● **WHAT YOU SHOULD DO**
Transcribe the listing in full, excluding any pictures.

Extracted records:

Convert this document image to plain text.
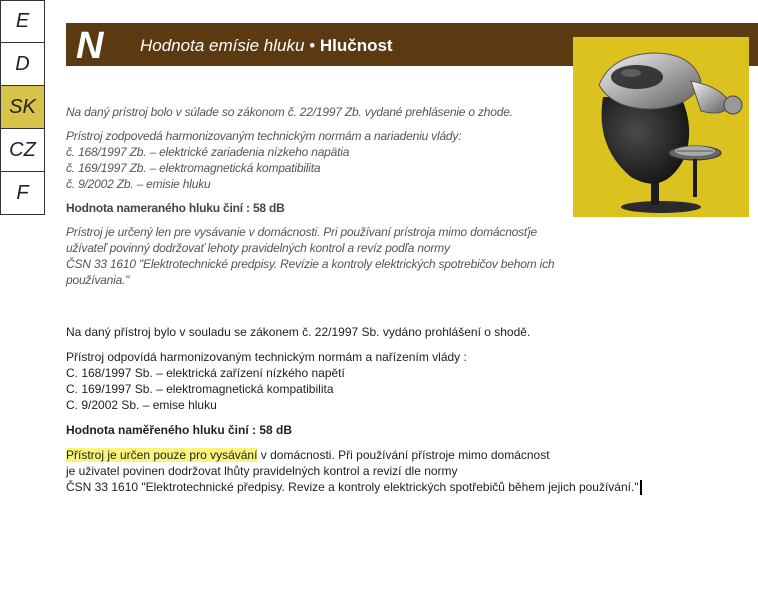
E
D
SK
CZ
F
N Hodnota emísie hluku • Hlučnost

Na daný prístroj bolo v súlade so zákonom č. 22/1997 Zb. vydané prehlásenie o zhode.

Prístroj zodpovedá harmonizovaným technickým normám a nariadeniu vlády:
č. 168/1997 Zb. – elektrické zariadenia nízkeho napätia
č. 169/1997 Zb. – elektromagnetická kompatibilita
č. 9/2002 Zb. – emisie hluku

Hodnota nameraného hluku činí : 58 dB

Prístroj je určený len pre vysávanie v domácnosti. Pri používaní prístroja mimo domácnosťje
užívateľ povinný dodržovať lehoty pravidelných kontrol a revíz podľa normy
ČSN 33 1610 "Elektrotechnické predpisy. Revízie a kontroly elektrických spotrebičov behom ich používania."

Na daný přístroj bylo v souladu se zákonem č. 22/1997 Sb. vydáno prohlášení o shodě.

Přístroj odpovídá harmonizovaným technickým normám a nařízením vlády :
C. 168/1997 Sb. – elektrická zařízení nízkého napětí
C. 169/1997 Sb. – elektromagnetická kompatibilita
C. 9/2002 Sb. – emise hluku

Hodnota naměřeného hluku činí : 58 dB

Přístroj je určen pouze pro vysávání v domácnosti. Při používání přístroje mimo domácnost
je uživatel povinen dodržovat lhůty pravidelných kontrol a revizí dle normy
ČSN 33 1610 "Elektrotechnické předpisy. Revize a kontroly elektrických spotřebičů během jejich používání."
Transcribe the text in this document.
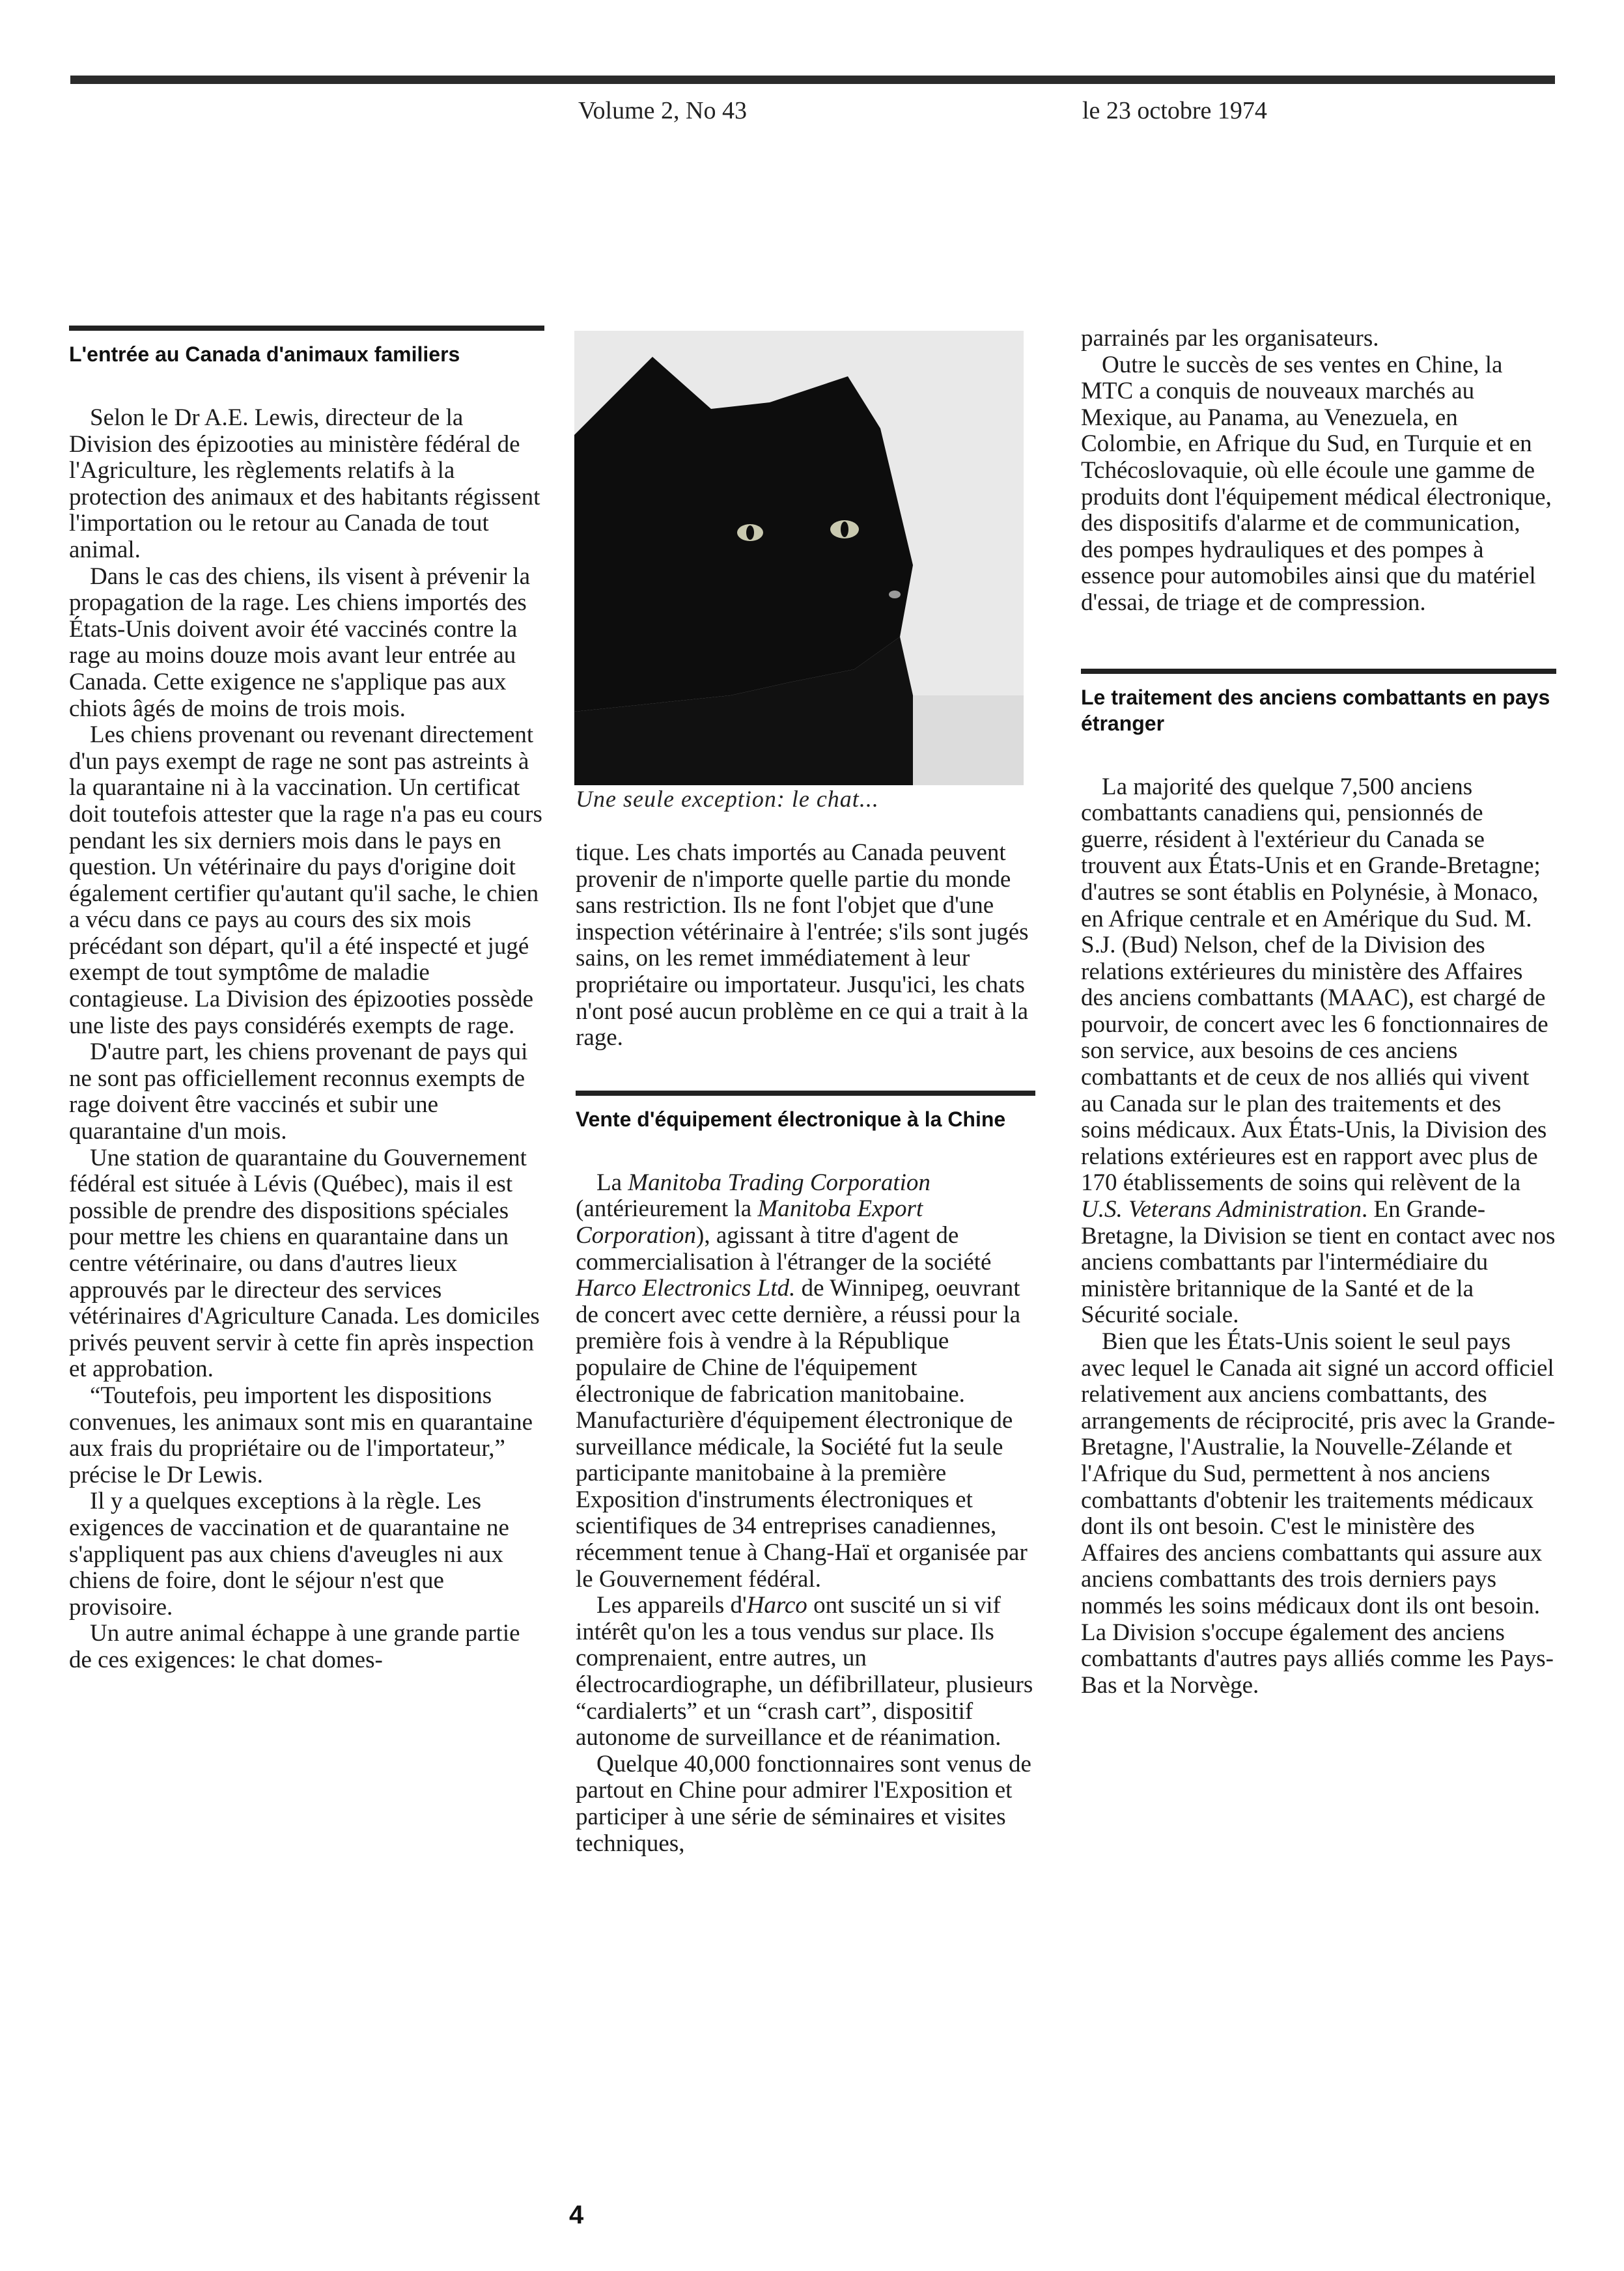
Volume 2, No 43	le 23 octobre 1974
L'entrée au Canada d'animaux familiers

Selon le Dr A.E. Lewis, directeur de la Division des épizooties au ministère fédéral de l'Agriculture, les règlements relatifs à la protection des animaux et des habitants régissent l'importation ou le retour au Canada de tout animal.

Dans le cas des chiens, ils visent à prévenir la propagation de la rage. Les chiens importés des États-Unis doivent avoir été vaccinés contre la rage au moins douze mois avant leur entrée au Canada. Cette exigence ne s'applique pas aux chiots âgés de moins de trois mois.

Les chiens provenant ou revenant directement d'un pays exempt de rage ne sont pas astreints à la quarantaine ni à la vaccination. Un certificat doit toutefois attester que la rage n'a pas eu cours pendant les six derniers mois dans le pays en question. Un vétérinaire du pays d'origine doit également certifier qu'autant qu'il sache, le chien a vécu dans ce pays au cours des six mois précédant son départ, qu'il a été inspecté et jugé exempt de tout symptôme de maladie contagieuse. La Division des épizooties possède une liste des pays considérés exempts de rage.

D'autre part, les chiens provenant de pays qui ne sont pas officiellement reconnus exempts de rage doivent être vaccinés et subir une quarantaine d'un mois.

Une station de quarantaine du Gouvernement fédéral est située à Lévis (Québec), mais il est possible de prendre des dispositions spéciales pour mettre les chiens en quarantaine dans un centre vétérinaire, ou dans d'autres lieux approuvés par le directeur des services vétérinaires d'Agriculture Canada. Les domiciles privés peuvent servir à cette fin après inspection et approbation.

“Toutefois, peu importent les dispositions convenues, les animaux sont mis en quarantaine aux frais du propriétaire ou de l'importateur,” précise le Dr Lewis.

Il y a quelques exceptions à la règle. Les exigences de vaccination et de quarantaine ne s'appliquent pas aux chiens d'aveugles ni aux chiens de foire, dont le séjour n'est que provisoire.

Un autre animal échappe à une grande partie de ces exigences: le chat domes-

Une seule exception: le chat...

tique. Les chats importés au Canada peuvent provenir de n'importe quelle partie du monde sans restriction. Ils ne font l'objet que d'une inspection vétérinaire à l'entrée; s'ils sont jugés sains, on les remet immédiatement à leur propriétaire ou importateur. Jusqu'ici, les chats n'ont posé aucun problème en ce qui a trait à la rage.

Vente d'équipement électronique à la Chine

La Manitoba Trading Corporation (antérieurement la Manitoba Export Corporation), agissant à titre d'agent de commercialisation à l'étranger de la société Harco Electronics Ltd. de Winnipeg, oeuvrant de concert avec cette dernière, a réussi pour la première fois à vendre à la République populaire de Chine de l'équipement électronique de fabrication manitobaine. Manufacturière d'équipement électronique de surveillance médicale, la Société fut la seule participante manitobaine à la première Exposition d'instruments électroniques et scientifiques de 34 entreprises canadiennes, récemment tenue à Chang-Haï et organisée par le Gouvernement fédéral.

Les appareils d'Harco ont suscité un si vif intérêt qu'on les a tous vendus sur place. Ils comprenaient, entre autres, un électrocardiographe, un défibrillateur, plusieurs “cardialerts” et un “crash cart”, dispositif autonome de surveillance et de réanimation.

Quelque 40,000 fonctionnaires sont venus de partout en Chine pour admirer l'Exposition et participer à une série de séminaires et visites techniques,

parrainés par les organisateurs.

Outre le succès de ses ventes en Chine, la MTC a conquis de nouveaux marchés au Mexique, au Panama, au Venezuela, en Colombie, en Afrique du Sud, en Turquie et en Tchécoslovaquie, où elle écoule une gamme de produits dont l'équipement médical électronique, des dispositifs d'alarme et de communication, des pompes hydrauliques et des pompes à essence pour automobiles ainsi que du matériel d'essai, de triage et de compression.

Le traitement des anciens combattants en pays étranger

La majorité des quelque 7,500 anciens combattants canadiens qui, pensionnés de guerre, résident à l'extérieur du Canada se trouvent aux États-Unis et en Grande-Bretagne; d'autres se sont établis en Polynésie, à Monaco, en Afrique centrale et en Amérique du Sud. M. S.J. (Bud) Nelson, chef de la Division des relations extérieures du ministère des Affaires des anciens combattants (MAAC), est chargé de pourvoir, de concert avec les 6 fonctionnaires de son service, aux besoins de ces anciens combattants et de ceux de nos alliés qui vivent au Canada sur le plan des traitements et des soins médicaux. Aux États-Unis, la Division des relations extérieures est en rapport avec plus de 170 établissements de soins qui relèvent de la U.S. Veterans Administration. En Grande-Bretagne, la Division se tient en contact avec nos anciens combattants par l'intermédiaire du ministère britannique de la Santé et de la Sécurité sociale.

Bien que les États-Unis soient le seul pays avec lequel le Canada ait signé un accord officiel relativement aux anciens combattants, des arrangements de réciprocité, pris avec la Grande-Bretagne, l'Australie, la Nouvelle-Zélande et l'Afrique du Sud, permettent à nos anciens combattants d'obtenir les traitements médicaux dont ils ont besoin. C'est le ministère des Affaires des anciens combattants qui assure aux anciens combattants des trois derniers pays nommés les soins médicaux dont ils ont besoin. La Division s'occupe également des anciens combattants d'autres pays alliés comme les Pays-Bas et la Norvège.

4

● **ANSWER IN FULL**
Convert this document image to plain text.
E
D
SK
CZ
F
N Hodnota emísie hluku • Hlučnost

Na daný prístroj bolo v súlade so zákonom č. 22/1997 Zb. vydané prehlásenie o zhode.

Prístroj zodpovedá harmonizovaným technickým normám a nariadeniu vlády:
č. 168/1997 Zb. – elektrické zariadenia nízkeho napätia
č. 169/1997 Zb. – elektromagnetická kompatibilita
č. 9/2002 Zb. – emisie hluku

Hodnota nameraného hluku činí : 58 dB

Prístroj je určený len pre vysávanie v domácnosti. Pri používaní prístroja mimo domácnosťje
užívateľ povinný dodržovať lehoty pravidelných kontrol a revíz podľa normy
ČSN 33 1610 "Elektrotechnické predpisy. Revízie a kontroly elektrických spotrebičov behom ich používania."

Na daný přístroj bylo v souladu se zákonem č. 22/1997 Sb. vydáno prohlášení o shodě.

Přístroj odpovídá harmonizovaným technickým normám a nařízením vlády :
C. 168/1997 Sb. – elektrická zařízení nízkého napětí
C. 169/1997 Sb. – elektromagnetická kompatibilita
C. 9/2002 Sb. – emise hluku

Hodnota naměřeného hluku činí : 58 dB

Přístroj je určen pouze pro vysávání v domácnosti. Při používání přístroje mimo domácnost
je uživatel povinen dodržovat lhůty pravidelných kontrol a revizí dle normy
ČSN 33 1610 "Elektrotechnické předpisy. Revize a kontroly elektrických spotřebičů během jejich používání."
Transcribe the text in this document.
Volume 2, No 43	le 23 octobre 1974
L'entrée au Canada d'animaux familiers

Selon le Dr A.E. Lewis, directeur de la Division des épizooties au ministère fédéral de l'Agriculture, les règlements relatifs à la protection des animaux et des habitants régissent l'importation ou le retour au Canada de tout animal.

Dans le cas des chiens, ils visent à prévenir la propagation de la rage. Les chiens importés des États-Unis doivent avoir été vaccinés contre la rage au moins douze mois avant leur entrée au Canada. Cette exigence ne s'applique pas aux chiots âgés de moins de trois mois.

Les chiens provenant ou revenant directement d'un pays exempt de rage ne sont pas astreints à la quarantaine ni à la vaccination. Un certificat doit toutefois attester que la rage n'a pas eu cours pendant les six derniers mois dans le pays en question. Un vétérinaire du pays d'origine doit également certifier qu'autant qu'il sache, le chien a vécu dans ce pays au cours des six mois précédant son départ, qu'il a été inspecté et jugé exempt de tout symptôme de maladie contagieuse. La Division des épizooties possède une liste des pays considérés exempts de rage.

D'autre part, les chiens provenant de pays qui ne sont pas officiellement reconnus exempts de rage doivent être vaccinés et subir une quarantaine d'un mois.

Une station de quarantaine du Gouvernement fédéral est située à Lévis (Québec), mais il est possible de prendre des dispositions spéciales pour mettre les chiens en quarantaine dans un centre vétérinaire, ou dans d'autres lieux approuvés par le directeur des services vétérinaires d'Agriculture Canada. Les domiciles privés peuvent servir à cette fin après inspection et approbation.

“Toutefois, peu importent les dispositions convenues, les animaux sont mis en quarantaine aux frais du propriétaire ou de l'importateur,” précise le Dr Lewis.

Il y a quelques exceptions à la règle. Les exigences de vaccination et de quarantaine ne s'appliquent pas aux chiens d'aveugles ni aux chiens de foire, dont le séjour n'est que provisoire.

Un autre animal échappe à une grande partie de ces exigences: le chat domes-

Une seule exception: le chat...

tique. Les chats importés au Canada peuvent provenir de n'importe quelle partie du monde sans restriction. Ils ne font l'objet que d'une inspection vétérinaire à l'entrée; s'ils sont jugés sains, on les remet immédiatement à leur propriétaire ou importateur. Jusqu'ici, les chats n'ont posé aucun problème en ce qui a trait à la rage.

Vente d'équipement électronique à la Chine

La Manitoba Trading Corporation (antérieurement la Manitoba Export Corporation), agissant à titre d'agent de commercialisation à l'étranger de la société Harco Electronics Ltd. de Winnipeg, oeuvrant de concert avec cette dernière, a réussi pour la première fois à vendre à la République populaire de Chine de l'équipement électronique de fabrication manitobaine. Manufacturière d'équipement électronique de surveillance médicale, la Société fut la seule participante manitobaine à la première Exposition d'instruments électroniques et scientifiques de 34 entreprises canadiennes, récemment tenue à Chang-Haï et organisée par le Gouvernement fédéral.

Les appareils d'Harco ont suscité un si vif intérêt qu'on les a tous vendus sur place. Ils comprenaient, entre autres, un électrocardiographe, un défibrillateur, plusieurs “cardialerts” et un “crash cart”, dispositif autonome de surveillance et de réanimation.

Quelque 40,000 fonctionnaires sont venus de partout en Chine pour admirer l'Exposition et participer à une série de séminaires et visites techniques,

parrainés par les organisateurs.

Outre le succès de ses ventes en Chine, la MTC a conquis de nouveaux marchés au Mexique, au Panama, au Venezuela, en Colombie, en Afrique du Sud, en Turquie et en Tchécoslovaquie, où elle écoule une gamme de produits dont l'équipement médical électronique, des dispositifs d'alarme et de communication, des pompes hydrauliques et des pompes à essence pour automobiles ainsi que du matériel d'essai, de triage et de compression.

Le traitement des anciens combattants en pays étranger

La majorité des quelque 7,500 anciens combattants canadiens qui, pensionnés de guerre, résident à l'extérieur du Canada se trouvent aux États-Unis et en Grande-Bretagne; d'autres se sont établis en Polynésie, à Monaco, en Afrique centrale et en Amérique du Sud. M. S.J. (Bud) Nelson, chef de la Division des relations extérieures du ministère des Affaires des anciens combattants (MAAC), est chargé de pourvoir, de concert avec les 6 fonctionnaires de son service, aux besoins de ces anciens combattants et de ceux de nos alliés qui vivent au Canada sur le plan des traitements et des soins médicaux. Aux États-Unis, la Division des relations extérieures est en rapport avec plus de 170 établissements de soins qui relèvent de la U.S. Veterans Administration. En Grande-Bretagne, la Division se tient en contact avec nos anciens combattants par l'intermédiaire du ministère britannique de la Santé et de la Sécurité sociale.

Bien que les États-Unis soient le seul pays avec lequel le Canada ait signé un accord officiel relativement aux anciens combattants, des arrangements de réciprocité, pris avec la Grande-Bretagne, l'Australie, la Nouvelle-Zélande et l'Afrique du Sud, permettent à nos anciens combattants d'obtenir les traitements médicaux dont ils ont besoin. C'est le ministère des Affaires des anciens combattants qui assure aux anciens combattants des trois derniers pays nommés les soins médicaux dont ils ont besoin. La Division s'occupe également des anciens combattants d'autres pays alliés comme les Pays-Bas et la Norvège.

4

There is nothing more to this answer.